Extract each line where the string "color" shows up.

#####

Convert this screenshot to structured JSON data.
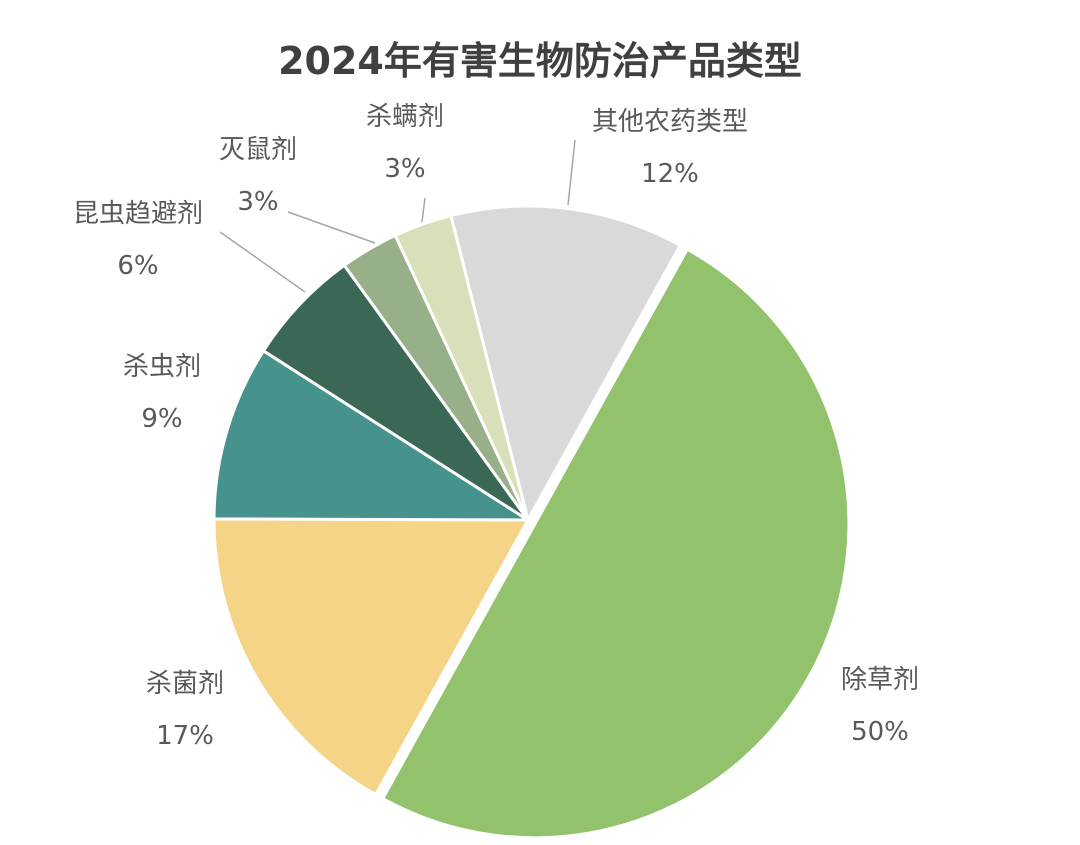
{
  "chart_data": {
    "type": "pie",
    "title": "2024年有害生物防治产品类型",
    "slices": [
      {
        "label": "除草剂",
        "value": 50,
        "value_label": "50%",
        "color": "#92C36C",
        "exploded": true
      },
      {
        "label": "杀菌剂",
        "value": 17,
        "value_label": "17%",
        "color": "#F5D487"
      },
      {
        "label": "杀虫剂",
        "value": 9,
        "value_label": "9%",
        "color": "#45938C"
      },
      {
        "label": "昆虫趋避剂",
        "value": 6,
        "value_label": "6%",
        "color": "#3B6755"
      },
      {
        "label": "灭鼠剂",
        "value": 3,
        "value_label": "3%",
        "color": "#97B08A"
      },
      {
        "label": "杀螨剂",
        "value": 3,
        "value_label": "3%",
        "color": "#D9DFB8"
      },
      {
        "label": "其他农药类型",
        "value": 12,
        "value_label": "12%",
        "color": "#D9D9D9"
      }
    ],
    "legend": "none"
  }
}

#####

(OUTPUT)
        "color": "#92C36C",
        "color": "#F5D487"
        "color": "#45938C"
        "color": "#3B6755"
        "color": "#97B08A"
        "color": "#D9DFB8"
        "color": "#D9D9D9"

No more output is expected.